──────── Information shown

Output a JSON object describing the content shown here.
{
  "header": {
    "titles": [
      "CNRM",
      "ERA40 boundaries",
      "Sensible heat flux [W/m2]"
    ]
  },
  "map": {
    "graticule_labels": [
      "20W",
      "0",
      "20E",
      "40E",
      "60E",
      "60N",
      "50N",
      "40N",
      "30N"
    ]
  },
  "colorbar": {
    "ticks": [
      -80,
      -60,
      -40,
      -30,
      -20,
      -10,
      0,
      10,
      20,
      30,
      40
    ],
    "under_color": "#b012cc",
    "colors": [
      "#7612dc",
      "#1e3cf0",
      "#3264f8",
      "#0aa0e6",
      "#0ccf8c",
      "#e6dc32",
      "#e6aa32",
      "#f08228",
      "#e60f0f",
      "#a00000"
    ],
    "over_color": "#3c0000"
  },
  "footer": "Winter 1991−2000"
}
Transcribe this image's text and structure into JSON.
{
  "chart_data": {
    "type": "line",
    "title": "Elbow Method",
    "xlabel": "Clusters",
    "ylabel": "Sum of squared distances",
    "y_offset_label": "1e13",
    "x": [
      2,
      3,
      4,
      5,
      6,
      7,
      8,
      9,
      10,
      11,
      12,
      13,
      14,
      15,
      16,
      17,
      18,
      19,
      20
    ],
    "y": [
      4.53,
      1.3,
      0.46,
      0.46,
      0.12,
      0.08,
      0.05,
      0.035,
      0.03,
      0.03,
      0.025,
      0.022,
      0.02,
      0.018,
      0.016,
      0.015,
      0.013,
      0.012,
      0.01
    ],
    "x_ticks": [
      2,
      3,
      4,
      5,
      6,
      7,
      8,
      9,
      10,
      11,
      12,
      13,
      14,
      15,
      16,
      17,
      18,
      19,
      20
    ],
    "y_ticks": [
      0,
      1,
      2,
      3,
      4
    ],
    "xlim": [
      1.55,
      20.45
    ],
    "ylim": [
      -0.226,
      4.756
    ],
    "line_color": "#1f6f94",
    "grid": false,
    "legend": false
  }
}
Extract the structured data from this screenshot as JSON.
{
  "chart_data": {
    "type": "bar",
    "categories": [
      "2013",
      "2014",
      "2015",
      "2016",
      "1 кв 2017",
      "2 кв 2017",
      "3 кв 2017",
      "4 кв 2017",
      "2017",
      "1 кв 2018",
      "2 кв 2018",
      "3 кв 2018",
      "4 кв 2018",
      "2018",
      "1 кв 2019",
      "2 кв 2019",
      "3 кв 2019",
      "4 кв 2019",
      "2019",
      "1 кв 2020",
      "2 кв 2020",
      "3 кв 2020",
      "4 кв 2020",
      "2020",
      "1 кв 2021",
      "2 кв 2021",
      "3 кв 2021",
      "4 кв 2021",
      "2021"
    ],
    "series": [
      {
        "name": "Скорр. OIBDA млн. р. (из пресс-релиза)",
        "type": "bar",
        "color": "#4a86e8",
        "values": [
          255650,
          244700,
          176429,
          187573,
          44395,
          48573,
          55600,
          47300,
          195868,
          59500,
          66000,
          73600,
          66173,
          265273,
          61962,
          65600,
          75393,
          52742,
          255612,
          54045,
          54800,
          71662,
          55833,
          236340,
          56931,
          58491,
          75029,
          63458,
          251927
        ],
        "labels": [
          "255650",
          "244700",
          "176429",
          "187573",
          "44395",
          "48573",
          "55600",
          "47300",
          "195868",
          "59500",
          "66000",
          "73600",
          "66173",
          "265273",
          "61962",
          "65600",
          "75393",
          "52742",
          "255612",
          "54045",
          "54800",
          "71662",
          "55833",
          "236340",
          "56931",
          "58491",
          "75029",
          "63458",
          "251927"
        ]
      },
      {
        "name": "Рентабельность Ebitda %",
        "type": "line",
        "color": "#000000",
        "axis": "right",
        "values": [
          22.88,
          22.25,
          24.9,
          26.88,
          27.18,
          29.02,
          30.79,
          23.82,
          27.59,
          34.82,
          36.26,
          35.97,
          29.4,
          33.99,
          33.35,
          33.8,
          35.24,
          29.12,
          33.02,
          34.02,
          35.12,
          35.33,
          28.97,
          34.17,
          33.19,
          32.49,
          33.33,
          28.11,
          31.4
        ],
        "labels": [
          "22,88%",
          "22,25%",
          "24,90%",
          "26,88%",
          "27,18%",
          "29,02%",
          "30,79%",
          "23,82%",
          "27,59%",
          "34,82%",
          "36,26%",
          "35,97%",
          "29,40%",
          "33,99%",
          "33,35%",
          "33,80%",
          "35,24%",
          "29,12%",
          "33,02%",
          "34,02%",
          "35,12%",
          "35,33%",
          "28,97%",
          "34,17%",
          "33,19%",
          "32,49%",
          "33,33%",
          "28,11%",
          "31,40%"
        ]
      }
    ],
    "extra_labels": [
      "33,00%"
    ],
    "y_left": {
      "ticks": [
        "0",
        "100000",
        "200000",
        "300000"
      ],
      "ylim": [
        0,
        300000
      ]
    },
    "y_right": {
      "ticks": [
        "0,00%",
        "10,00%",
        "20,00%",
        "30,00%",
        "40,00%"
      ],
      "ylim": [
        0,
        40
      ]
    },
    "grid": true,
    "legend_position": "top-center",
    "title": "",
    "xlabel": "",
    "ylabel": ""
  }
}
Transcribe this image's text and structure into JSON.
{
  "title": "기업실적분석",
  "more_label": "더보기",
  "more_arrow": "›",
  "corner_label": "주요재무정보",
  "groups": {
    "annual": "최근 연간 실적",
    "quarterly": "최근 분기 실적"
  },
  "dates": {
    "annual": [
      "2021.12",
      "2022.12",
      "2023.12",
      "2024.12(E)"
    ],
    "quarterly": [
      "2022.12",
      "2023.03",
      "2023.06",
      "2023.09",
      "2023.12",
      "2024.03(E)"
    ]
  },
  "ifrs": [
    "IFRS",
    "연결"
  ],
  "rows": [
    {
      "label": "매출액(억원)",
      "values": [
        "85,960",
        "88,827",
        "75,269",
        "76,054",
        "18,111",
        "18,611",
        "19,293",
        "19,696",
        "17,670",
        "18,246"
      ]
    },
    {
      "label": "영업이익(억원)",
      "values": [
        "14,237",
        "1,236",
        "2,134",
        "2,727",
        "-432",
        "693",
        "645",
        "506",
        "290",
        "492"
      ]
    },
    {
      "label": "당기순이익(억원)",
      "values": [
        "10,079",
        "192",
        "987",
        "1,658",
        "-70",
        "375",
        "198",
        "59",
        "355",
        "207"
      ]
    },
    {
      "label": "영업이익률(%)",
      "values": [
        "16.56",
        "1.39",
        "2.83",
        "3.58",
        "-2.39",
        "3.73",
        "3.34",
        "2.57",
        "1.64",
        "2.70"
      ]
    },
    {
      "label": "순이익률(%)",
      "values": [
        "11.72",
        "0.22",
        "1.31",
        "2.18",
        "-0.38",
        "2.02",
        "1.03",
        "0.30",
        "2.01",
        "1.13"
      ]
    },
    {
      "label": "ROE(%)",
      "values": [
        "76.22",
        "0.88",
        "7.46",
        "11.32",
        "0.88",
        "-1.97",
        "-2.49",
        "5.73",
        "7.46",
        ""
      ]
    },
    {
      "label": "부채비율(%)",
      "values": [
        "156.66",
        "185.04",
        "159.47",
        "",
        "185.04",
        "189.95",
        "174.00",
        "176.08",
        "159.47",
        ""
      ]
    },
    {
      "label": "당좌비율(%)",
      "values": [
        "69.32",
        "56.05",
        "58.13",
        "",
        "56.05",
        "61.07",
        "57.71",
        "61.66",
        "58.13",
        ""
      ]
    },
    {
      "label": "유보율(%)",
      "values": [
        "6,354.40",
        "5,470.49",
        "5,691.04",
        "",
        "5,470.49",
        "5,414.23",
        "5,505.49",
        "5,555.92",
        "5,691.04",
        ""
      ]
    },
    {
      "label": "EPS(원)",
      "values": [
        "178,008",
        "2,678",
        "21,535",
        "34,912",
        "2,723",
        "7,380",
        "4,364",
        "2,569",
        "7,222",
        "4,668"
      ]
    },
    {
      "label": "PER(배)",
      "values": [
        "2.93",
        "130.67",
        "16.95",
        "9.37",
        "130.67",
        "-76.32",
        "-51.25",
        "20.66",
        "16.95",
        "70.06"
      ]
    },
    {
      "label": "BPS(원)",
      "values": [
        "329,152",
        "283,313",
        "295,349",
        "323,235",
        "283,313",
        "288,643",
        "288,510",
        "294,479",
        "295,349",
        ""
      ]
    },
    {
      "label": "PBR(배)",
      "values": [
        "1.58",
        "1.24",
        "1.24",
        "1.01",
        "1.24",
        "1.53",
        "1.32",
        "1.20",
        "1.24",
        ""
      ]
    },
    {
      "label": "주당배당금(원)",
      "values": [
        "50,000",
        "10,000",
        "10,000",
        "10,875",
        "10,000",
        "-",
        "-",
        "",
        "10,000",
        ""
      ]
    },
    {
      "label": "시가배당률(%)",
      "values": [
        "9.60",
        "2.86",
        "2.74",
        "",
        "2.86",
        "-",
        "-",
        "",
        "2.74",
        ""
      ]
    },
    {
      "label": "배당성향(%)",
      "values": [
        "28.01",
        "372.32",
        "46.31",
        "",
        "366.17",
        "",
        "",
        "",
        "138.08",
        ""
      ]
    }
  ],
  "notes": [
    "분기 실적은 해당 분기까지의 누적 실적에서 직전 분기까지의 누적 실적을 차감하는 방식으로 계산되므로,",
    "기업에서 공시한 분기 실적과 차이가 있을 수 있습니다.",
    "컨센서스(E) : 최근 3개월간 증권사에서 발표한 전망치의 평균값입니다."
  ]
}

────────────────

Copy each line holding the word "ylabel" from the listing above.

    "ylabel": "Sum of squared distances",
    "ylabel": ""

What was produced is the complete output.